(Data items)
▶

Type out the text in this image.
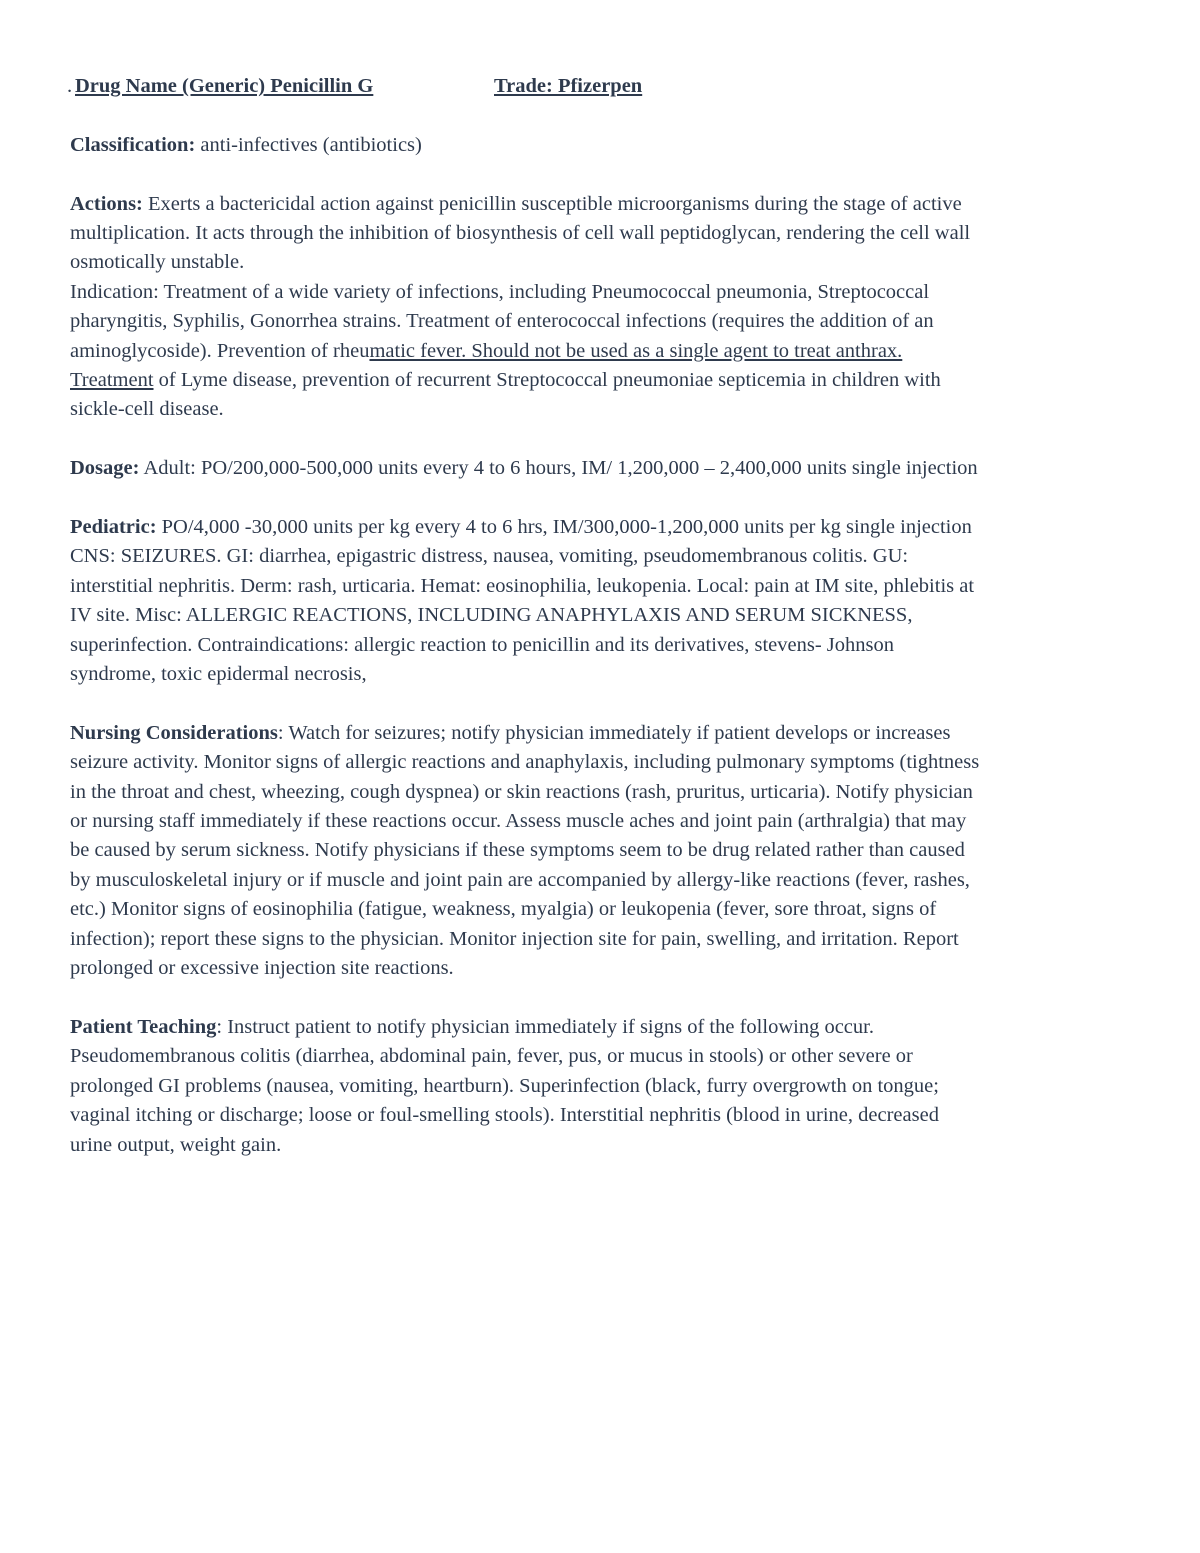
. Drug Name (Generic) Penicillin G	Trade: Pfizerpen

Classification: anti-infectives (antibiotics)

Actions: Exerts a bactericidal action against penicillin susceptible microorganisms during the stage of active multiplication. It acts through the inhibition of biosynthesis of cell wall peptidoglycan, rendering the cell wall osmotically unstable.

Indication: Treatment of a wide variety of infections, including Pneumococcal pneumonia, Streptococcal pharyngitis, Syphilis, Gonorrhea strains. Treatment of enterococcal infections (requires the addition of an aminoglycoside). Prevention of rheumatic fever. Should not be used as a single agent to treat anthrax. Treatment of Lyme disease, prevention of recurrent Streptococcal pneumoniae septicemia in children with sickle-cell disease.

Dosage: Adult: PO/200,000-500,000 units every 4 to 6 hours, IM/ 1,200,000 – 2,400,000 units single injection

Pediatric: PO/4,000 -30,000 units per kg every 4 to 6 hrs, IM/300,000-1,200,000 units per kg single injection CNS: SEIZURES. GI: diarrhea, epigastric distress, nausea, vomiting, pseudomembranous colitis. GU: interstitial nephritis. Derm: rash, urticaria. Hemat: eosinophilia, leukopenia. Local: pain at IM site, phlebitis at IV site. Misc: ALLERGIC REACTIONS, INCLUDING ANAPHYLAXIS AND SERUM SICKNESS, superinfection. Contraindications: allergic reaction to penicillin and its derivatives, stevens- Johnson syndrome, toxic epidermal necrosis,

Nursing Considerations: Watch for seizures; notify physician immediately if patient develops or increases seizure activity. Monitor signs of allergic reactions and anaphylaxis, including pulmonary symptoms (tightness in the throat and chest, wheezing, cough dyspnea) or skin reactions (rash, pruritus, urticaria). Notify physician or nursing staff immediately if these reactions occur. Assess muscle aches and joint pain (arthralgia) that may be caused by serum sickness. Notify physicians if these symptoms seem to be drug related rather than caused by musculoskeletal injury or if muscle and joint pain are accompanied by allergy-like reactions (fever, rashes, etc.) Monitor signs of eosinophilia (fatigue, weakness, myalgia) or leukopenia (fever, sore throat, signs of infection); report these signs to the physician. Monitor injection site for pain, swelling, and irritation. Report prolonged or excessive injection site reactions.

Patient Teaching: Instruct patient to notify physician immediately if signs of the following occur. Pseudomembranous colitis (diarrhea, abdominal pain, fever, pus, or mucus in stools) or other severe or prolonged GI problems (nausea, vomiting, heartburn). Superinfection (black, furry overgrowth on tongue; vaginal itching or discharge; loose or foul-smelling stools). Interstitial nephritis (blood in urine, decreased urine output, weight gain.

◀

**Work request:** Please copy out each line in the entries that mentions the string "cell".

**Task answer:**
Actions: Exerts a bactericidal action against penicillin susceptible microorganisms during the stage of active multiplication. It acts through the inhibition of biosynthesis of cell wall peptidoglycan, rendering the cell wall osmotically unstable.
Indication: Treatment of a wide variety of infections, including Pneumococcal pneumonia, Streptococcal pharyngitis, Syphilis, Gonorrhea strains. Treatment of enterococcal infections (requires the addition of an aminoglycoside). Prevention of rheumatic fever. Should not be used as a single agent to treat anthrax. Treatment of Lyme disease, prevention of recurrent Streptococcal pneumoniae septicemia in children with sickle-cell disease.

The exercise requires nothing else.